» Aim of the exercise
List all lines of the data that include the string "Year".

» Source material
[BEGIN]
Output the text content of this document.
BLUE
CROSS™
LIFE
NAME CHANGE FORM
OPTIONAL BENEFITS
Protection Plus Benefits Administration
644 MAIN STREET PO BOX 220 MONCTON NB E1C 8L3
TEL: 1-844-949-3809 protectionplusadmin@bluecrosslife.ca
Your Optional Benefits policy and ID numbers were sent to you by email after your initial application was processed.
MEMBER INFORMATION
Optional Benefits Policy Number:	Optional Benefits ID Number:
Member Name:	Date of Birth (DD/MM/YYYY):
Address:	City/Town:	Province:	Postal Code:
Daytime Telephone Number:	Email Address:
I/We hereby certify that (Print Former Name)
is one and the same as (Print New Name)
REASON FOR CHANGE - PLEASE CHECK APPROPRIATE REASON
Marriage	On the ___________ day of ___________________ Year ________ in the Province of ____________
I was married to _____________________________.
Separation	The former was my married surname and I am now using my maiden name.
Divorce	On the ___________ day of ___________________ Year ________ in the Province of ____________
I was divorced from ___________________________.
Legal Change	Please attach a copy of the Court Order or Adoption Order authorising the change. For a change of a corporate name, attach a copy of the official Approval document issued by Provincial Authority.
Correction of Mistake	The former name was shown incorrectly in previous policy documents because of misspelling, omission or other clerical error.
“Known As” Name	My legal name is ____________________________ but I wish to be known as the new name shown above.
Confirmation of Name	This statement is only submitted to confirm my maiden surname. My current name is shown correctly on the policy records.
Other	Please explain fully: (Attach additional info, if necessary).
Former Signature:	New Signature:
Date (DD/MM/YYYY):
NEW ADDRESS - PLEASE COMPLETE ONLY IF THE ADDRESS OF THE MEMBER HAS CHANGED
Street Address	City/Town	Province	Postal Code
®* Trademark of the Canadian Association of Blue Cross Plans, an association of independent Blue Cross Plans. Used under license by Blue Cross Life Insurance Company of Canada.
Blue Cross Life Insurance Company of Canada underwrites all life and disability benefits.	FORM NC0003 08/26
[END]
» Task answer
Marriage	On the ___________ day of ___________________ Year ________ in the Province of ____________
Divorce	On the ___________ day of ___________________ Year ________ in the Province of ____________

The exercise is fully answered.